[What to work on] Write out the material again exactly, please, and omit the pictures.

----- Provided data -----

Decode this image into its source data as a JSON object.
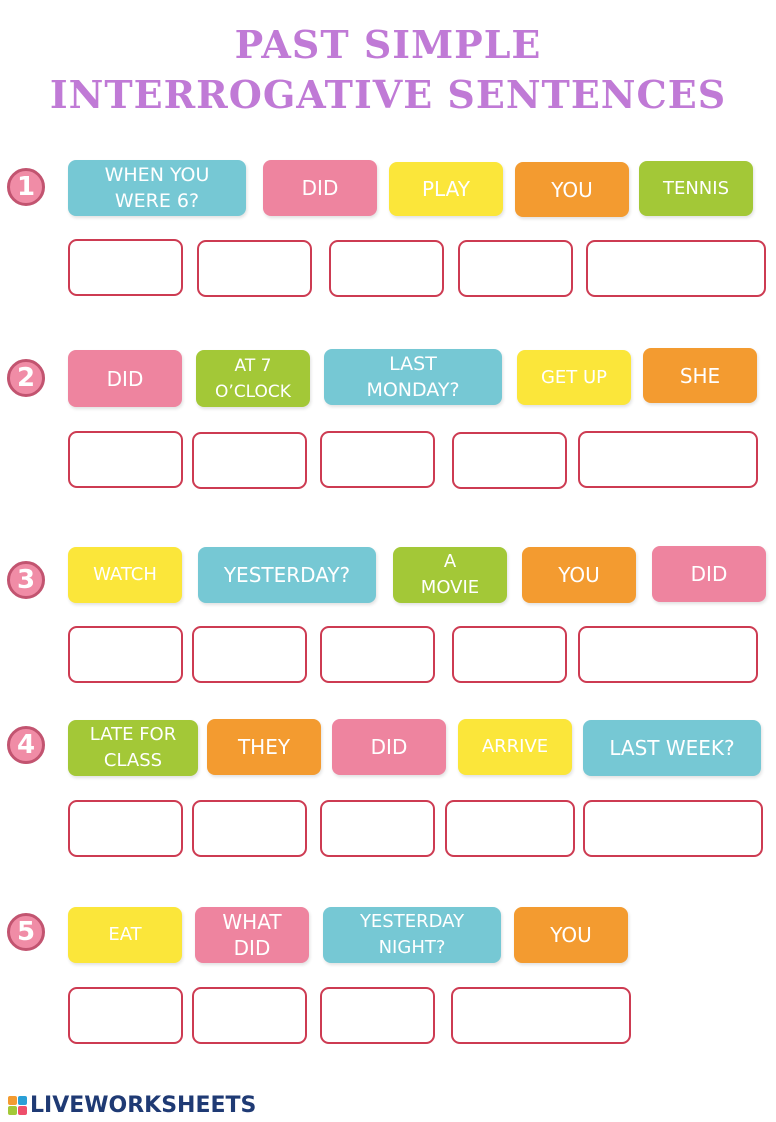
{
  "title": {
    "line1": "PAST SIMPLE",
    "line2": "INTERROGATIVE SENTENCES"
  },
  "questions": [
    {
      "number": "1",
      "tiles": [
        {
          "text": "WHEN YOU\nWERE 6?",
          "color": "blue"
        },
        {
          "text": "DID",
          "color": "pink"
        },
        {
          "text": "PLAY",
          "color": "yellow"
        },
        {
          "text": "YOU",
          "color": "orange"
        },
        {
          "text": "TENNIS",
          "color": "green"
        }
      ]
    },
    {
      "number": "2",
      "tiles": [
        {
          "text": "DID",
          "color": "pink"
        },
        {
          "text": "AT 7\nO’CLOCK",
          "color": "green"
        },
        {
          "text": "LAST\nMONDAY?",
          "color": "blue"
        },
        {
          "text": "GET UP",
          "color": "yellow"
        },
        {
          "text": "SHE",
          "color": "orange"
        }
      ]
    },
    {
      "number": "3",
      "tiles": [
        {
          "text": "WATCH",
          "color": "yellow"
        },
        {
          "text": "YESTERDAY?",
          "color": "blue"
        },
        {
          "text": "A\nMOVIE",
          "color": "green"
        },
        {
          "text": "YOU",
          "color": "orange"
        },
        {
          "text": "DID",
          "color": "pink"
        }
      ]
    },
    {
      "number": "4",
      "tiles": [
        {
          "text": "LATE FOR\nCLASS",
          "color": "green"
        },
        {
          "text": "THEY",
          "color": "orange"
        },
        {
          "text": "DID",
          "color": "pink"
        },
        {
          "text": "ARRIVE",
          "color": "yellow"
        },
        {
          "text": "LAST WEEK?",
          "color": "blue"
        }
      ]
    },
    {
      "number": "5",
      "tiles": [
        {
          "text": "EAT",
          "color": "yellow"
        },
        {
          "text": "WHAT\nDID",
          "color": "pink"
        },
        {
          "text": "YESTERDAY\nNIGHT?",
          "color": "blue"
        },
        {
          "text": "YOU",
          "color": "orange"
        }
      ]
    }
  ],
  "footer": {
    "brand": "LIVEWORKSHEETS"
  },
  "colors": {
    "title": "#c07ad6",
    "blue": "#76c8d4",
    "pink": "#ee849f",
    "yellow": "#fbe63a",
    "orange": "#f39b30",
    "green": "#a3c837",
    "slot_border": "#cd3b52"
  }
}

-----

[Response to this task]
Decode this image into its source data as a JSON object.
{
  "title": {
    "line1": "PAST SIMPLE",
    "line2": "INTERROGATIVE SENTENCES"
  },
  "questions": [
    {
      "number": "1",
      "tiles": [
        {
          "text": "WHEN YOU\nWERE 6?",
          "color": "blue"
        },
        {
          "text": "DID",
          "color": "pink"
        },
        {
          "text": "PLAY",
          "color": "yellow"
        },
        {
          "text": "YOU",
          "color": "orange"
        },
        {
          "text": "TENNIS",
          "color": "green"
        }
      ]
    },
    {
      "number": "2",
      "tiles": [
        {
          "text": "DID",
          "color": "pink"
        },
        {
          "text": "AT 7\nO’CLOCK",
          "color": "green"
        },
        {
          "text": "LAST\nMONDAY?",
          "color": "blue"
        },
        {
          "text": "GET UP",
          "color": "yellow"
        },
        {
          "text": "SHE",
          "color": "orange"
        }
      ]
    },
    {
      "number": "3",
      "tiles": [
        {
          "text": "WATCH",
          "color": "yellow"
        },
        {
          "text": "YESTERDAY?",
          "color": "blue"
        },
        {
          "text": "A\nMOVIE",
          "color": "green"
        },
        {
          "text": "YOU",
          "color": "orange"
        },
        {
          "text": "DID",
          "color": "pink"
        }
      ]
    },
    {
      "number": "4",
      "tiles": [
        {
          "text": "LATE FOR\nCLASS",
          "color": "green"
        },
        {
          "text": "THEY",
          "color": "orange"
        },
        {
          "text": "DID",
          "color": "pink"
        },
        {
          "text": "ARRIVE",
          "color": "yellow"
        },
        {
          "text": "LAST WEEK?",
          "color": "blue"
        }
      ]
    },
    {
      "number": "5",
      "tiles": [
        {
          "text": "EAT",
          "color": "yellow"
        },
        {
          "text": "WHAT\nDID",
          "color": "pink"
        },
        {
          "text": "YESTERDAY\nNIGHT?",
          "color": "blue"
        },
        {
          "text": "YOU",
          "color": "orange"
        }
      ]
    }
  ],
  "footer": {
    "brand": "LIVEWORKSHEETS"
  },
  "colors": {
    "title": "#c07ad6",
    "blue": "#76c8d4",
    "pink": "#ee849f",
    "yellow": "#fbe63a",
    "orange": "#f39b30",
    "green": "#a3c837",
    "slot_border": "#cd3b52"
  }
}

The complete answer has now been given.